_Your task_:
Give the listing below again in full, exactly as written.

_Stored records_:
------

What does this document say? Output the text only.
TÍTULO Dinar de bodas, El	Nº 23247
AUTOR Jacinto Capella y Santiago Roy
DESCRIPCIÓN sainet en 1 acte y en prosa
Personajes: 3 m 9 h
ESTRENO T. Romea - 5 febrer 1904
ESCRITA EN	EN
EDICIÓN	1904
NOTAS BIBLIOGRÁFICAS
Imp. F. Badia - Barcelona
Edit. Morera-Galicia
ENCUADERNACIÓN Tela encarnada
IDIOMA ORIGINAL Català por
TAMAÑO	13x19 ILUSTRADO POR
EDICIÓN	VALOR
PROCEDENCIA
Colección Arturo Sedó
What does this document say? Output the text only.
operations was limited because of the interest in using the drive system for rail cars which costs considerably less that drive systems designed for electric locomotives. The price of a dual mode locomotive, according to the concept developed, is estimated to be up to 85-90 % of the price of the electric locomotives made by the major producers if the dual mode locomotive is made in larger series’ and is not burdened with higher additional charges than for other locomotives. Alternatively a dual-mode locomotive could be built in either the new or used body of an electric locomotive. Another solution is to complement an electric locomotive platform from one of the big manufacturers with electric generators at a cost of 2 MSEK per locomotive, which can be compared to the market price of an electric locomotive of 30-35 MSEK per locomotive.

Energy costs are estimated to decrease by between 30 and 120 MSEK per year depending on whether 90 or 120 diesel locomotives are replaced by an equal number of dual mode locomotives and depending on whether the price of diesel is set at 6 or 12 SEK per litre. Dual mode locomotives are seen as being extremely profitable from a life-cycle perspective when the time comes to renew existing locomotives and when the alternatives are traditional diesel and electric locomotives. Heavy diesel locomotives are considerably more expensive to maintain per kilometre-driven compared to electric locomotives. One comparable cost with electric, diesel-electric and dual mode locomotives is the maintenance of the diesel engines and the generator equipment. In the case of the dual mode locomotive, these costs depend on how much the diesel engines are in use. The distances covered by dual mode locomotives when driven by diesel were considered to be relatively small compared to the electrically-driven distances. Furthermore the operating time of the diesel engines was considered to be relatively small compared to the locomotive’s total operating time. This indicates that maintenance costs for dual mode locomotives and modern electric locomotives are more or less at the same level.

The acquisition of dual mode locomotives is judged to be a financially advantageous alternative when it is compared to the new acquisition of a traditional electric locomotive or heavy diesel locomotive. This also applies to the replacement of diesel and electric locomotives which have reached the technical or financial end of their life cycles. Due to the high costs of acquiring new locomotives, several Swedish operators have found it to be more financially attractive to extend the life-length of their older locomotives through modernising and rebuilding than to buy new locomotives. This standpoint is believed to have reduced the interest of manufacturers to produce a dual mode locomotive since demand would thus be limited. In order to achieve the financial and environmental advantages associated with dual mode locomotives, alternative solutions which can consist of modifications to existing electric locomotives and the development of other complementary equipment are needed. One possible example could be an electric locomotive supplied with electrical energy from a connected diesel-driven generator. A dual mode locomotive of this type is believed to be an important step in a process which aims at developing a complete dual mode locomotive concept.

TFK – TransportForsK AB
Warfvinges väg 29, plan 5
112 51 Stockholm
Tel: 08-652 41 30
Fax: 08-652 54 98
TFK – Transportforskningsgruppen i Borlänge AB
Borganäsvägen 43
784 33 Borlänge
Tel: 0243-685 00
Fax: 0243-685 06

------

_Reply to the exercise_:
What does this document say? Output the text only.
TÍTULO Dinar de bodas, El	Nº 23247
AUTOR Jacinto Capella y Santiago Roy
DESCRIPCIÓN sainet en 1 acte y en prosa
Personajes: 3 m 9 h
ESTRENO T. Romea - 5 febrer 1904
ESCRITA EN	EN
EDICIÓN	1904
NOTAS BIBLIOGRÁFICAS
Imp. F. Badia - Barcelona
Edit. Morera-Galicia
ENCUADERNACIÓN Tela encarnada
IDIOMA ORIGINAL Català por
TAMAÑO	13x19 ILUSTRADO POR
EDICIÓN	VALOR
PROCEDENCIA
Colección Arturo Sedó
What does this document say? Output the text only.
operations was limited because of the interest in using the drive system for rail cars which costs considerably less that drive systems designed for electric locomotives. The price of a dual mode locomotive, according to the concept developed, is estimated to be up to 85-90 % of the price of the electric locomotives made by the major producers if the dual mode locomotive is made in larger series’ and is not burdened with higher additional charges than for other locomotives. Alternatively a dual-mode locomotive could be built in either the new or used body of an electric locomotive. Another solution is to complement an electric locomotive platform from one of the big manufacturers with electric generators at a cost of 2 MSEK per locomotive, which can be compared to the market price of an electric locomotive of 30-35 MSEK per locomotive.

Energy costs are estimated to decrease by between 30 and 120 MSEK per year depending on whether 90 or 120 diesel locomotives are replaced by an equal number of dual mode locomotives and depending on whether the price of diesel is set at 6 or 12 SEK per litre. Dual mode locomotives are seen as being extremely profitable from a life-cycle perspective when the time comes to renew existing locomotives and when the alternatives are traditional diesel and electric locomotives. Heavy diesel locomotives are considerably more expensive to maintain per kilometre-driven compared to electric locomotives. One comparable cost with electric, diesel-electric and dual mode locomotives is the maintenance of the diesel engines and the generator equipment. In the case of the dual mode locomotive, these costs depend on how much the diesel engines are in use. The distances covered by dual mode locomotives when driven by diesel were considered to be relatively small compared to the electrically-driven distances. Furthermore the operating time of the diesel engines was considered to be relatively small compared to the locomotive’s total operating time. This indicates that maintenance costs for dual mode locomotives and modern electric locomotives are more or less at the same level.

The acquisition of dual mode locomotives is judged to be a financially advantageous alternative when it is compared to the new acquisition of a traditional electric locomotive or heavy diesel locomotive. This also applies to the replacement of diesel and electric locomotives which have reached the technical or financial end of their life cycles. Due to the high costs of acquiring new locomotives, several Swedish operators have found it to be more financially attractive to extend the life-length of their older locomotives through modernising and rebuilding than to buy new locomotives. This standpoint is believed to have reduced the interest of manufacturers to produce a dual mode locomotive since demand would thus be limited. In order to achieve the financial and environmental advantages associated with dual mode locomotives, alternative solutions which can consist of modifications to existing electric locomotives and the development of other complementary equipment are needed. One possible example could be an electric locomotive supplied with electrical energy from a connected diesel-driven generator. A dual mode locomotive of this type is believed to be an important step in a process which aims at developing a complete dual mode locomotive concept.

TFK – TransportForsK AB
Warfvinges väg 29, plan 5
112 51 Stockholm
Tel: 08-652 41 30
Fax: 08-652 54 98
TFK – Transportforskningsgruppen i Borlänge AB
Borganäsvägen 43
784 33 Borlänge
Tel: 0243-685 00
Fax: 0243-685 06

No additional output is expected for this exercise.